GIVEN DATA Start Marker

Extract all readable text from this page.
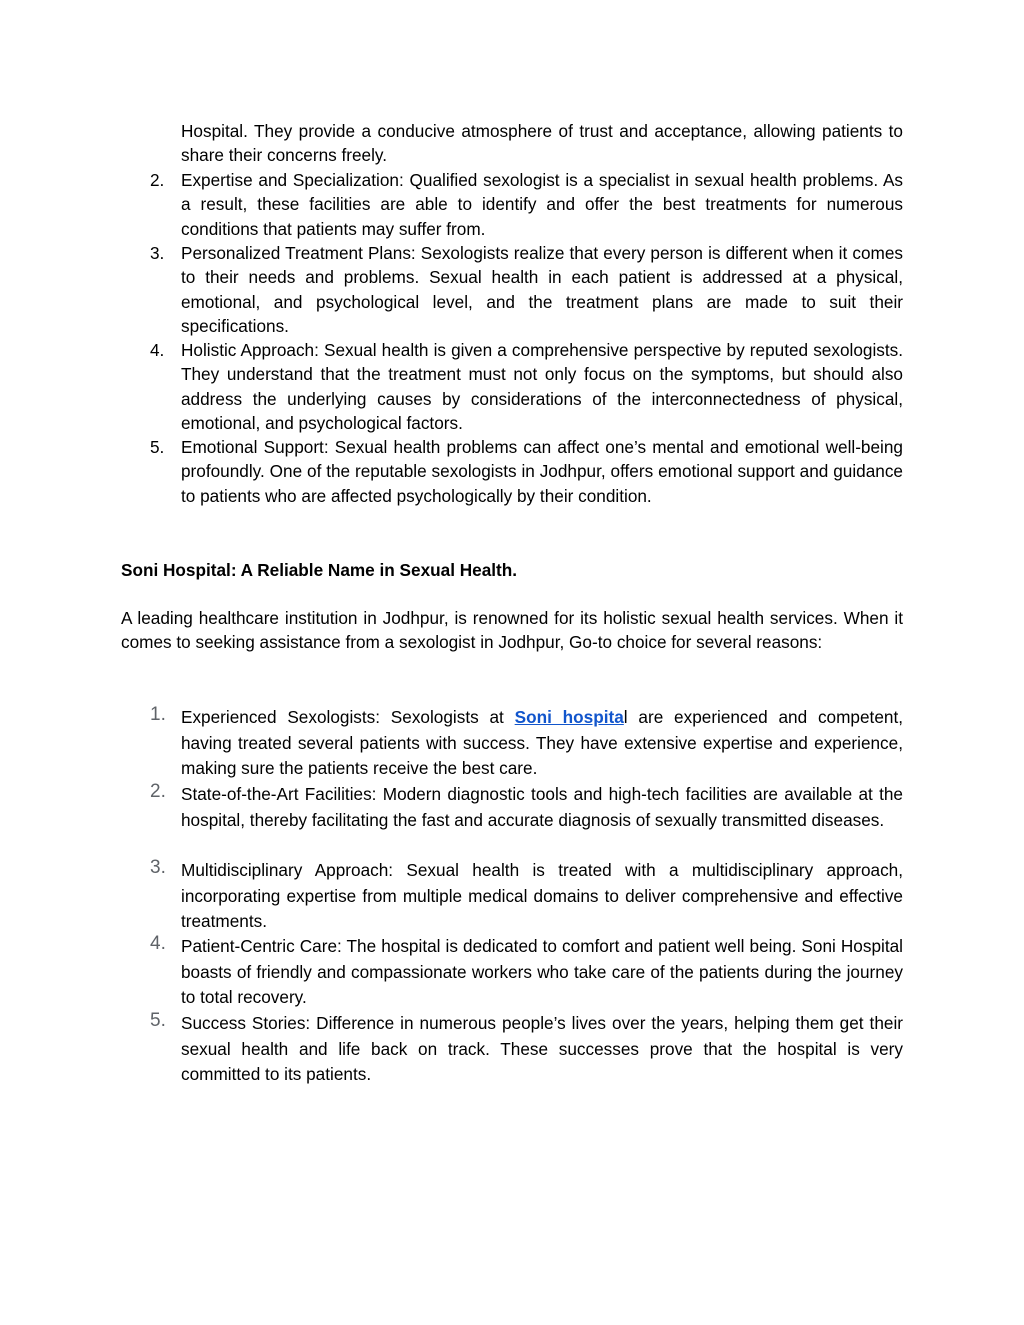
Hospital. They provide a conducive atmosphere of trust and acceptance, allowing patients to share their concerns freely.
2. Expertise and Specialization: Qualified sexologist is a specialist in sexual health problems. As a result, these facilities are able to identify and offer the best treatments for numerous conditions that patients may suffer from.
3. Personalized Treatment Plans: Sexologists realize that every person is different when it comes to their needs and problems. Sexual health in each patient is addressed at a physical, emotional, and psychological level, and the treatment plans are made to suit their specifications.
4. Holistic Approach: Sexual health is given a comprehensive perspective by reputed sexologists. They understand that the treatment must not only focus on the symptoms, but should also address the underlying causes by considerations of the interconnectedness of physical, emotional, and psychological factors.
5. Emotional Support: Sexual health problems can affect one’s mental and emotional well-being profoundly. One of the reputable sexologists in Jodhpur, offers emotional support and guidance to patients who are affected psychologically by their condition.
Soni Hospital: A Reliable Name in Sexual Health.
A leading healthcare institution in Jodhpur, is renowned for its holistic sexual health services. When it comes to seeking assistance from a sexologist in Jodhpur, Go-to choice for several reasons:
1. Experienced Sexologists: Sexologists at Soni hospital are experienced and competent, having treated several patients with success. They have extensive expertise and experience, making sure the patients receive the best care.
2. State-of-the-Art Facilities: Modern diagnostic tools and high-tech facilities are available at the hospital, thereby facilitating the fast and accurate diagnosis of sexually transmitted diseases.
3. Multidisciplinary Approach: Sexual health is treated with a multidisciplinary approach, incorporating expertise from multiple medical domains to deliver comprehensive and effective treatments.
4. Patient-Centric Care: The hospital is dedicated to comfort and patient well being. Soni Hospital boasts of friendly and compassionate workers who take care of the patients during the journey to total recovery.
5. Success Stories: Difference in numerous people’s lives over the years, helping them get their sexual health and life back on track. These successes prove that the hospital is very committed to its patients.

GIVEN DATA End Marker

** WORK INSTRUCTIONS **
The records are to be duplicated in full and exactly, with images left out.

** ANSWER **
Extract all readable text from this page.
Hospital. They provide a conducive atmosphere of trust and acceptance, allowing patients to share their concerns freely.
2. Expertise and Specialization: Qualified sexologist is a specialist in sexual health problems. As a result, these facilities are able to identify and offer the best treatments for numerous conditions that patients may suffer from.
3. Personalized Treatment Plans: Sexologists realize that every person is different when it comes to their needs and problems. Sexual health in each patient is addressed at a physical, emotional, and psychological level, and the treatment plans are made to suit their specifications.
4. Holistic Approach: Sexual health is given a comprehensive perspective by reputed sexologists. They understand that the treatment must not only focus on the symptoms, but should also address the underlying causes by considerations of the interconnectedness of physical, emotional, and psychological factors.
5. Emotional Support: Sexual health problems can affect one’s mental and emotional well-being profoundly. One of the reputable sexologists in Jodhpur, offers emotional support and guidance to patients who are affected psychologically by their condition.
Soni Hospital: A Reliable Name in Sexual Health.
A leading healthcare institution in Jodhpur, is renowned for its holistic sexual health services. When it comes to seeking assistance from a sexologist in Jodhpur, Go-to choice for several reasons:
1. Experienced Sexologists: Sexologists at Soni hospital are experienced and competent, having treated several patients with success. They have extensive expertise and experience, making sure the patients receive the best care.
2. State-of-the-Art Facilities: Modern diagnostic tools and high-tech facilities are available at the hospital, thereby facilitating the fast and accurate diagnosis of sexually transmitted diseases.
3. Multidisciplinary Approach: Sexual health is treated with a multidisciplinary approach, incorporating expertise from multiple medical domains to deliver comprehensive and effective treatments.
4. Patient-Centric Care: The hospital is dedicated to comfort and patient well being. Soni Hospital boasts of friendly and compassionate workers who take care of the patients during the journey to total recovery.
5. Success Stories: Difference in numerous people’s lives over the years, helping them get their sexual health and life back on track. These successes prove that the hospital is very committed to its patients.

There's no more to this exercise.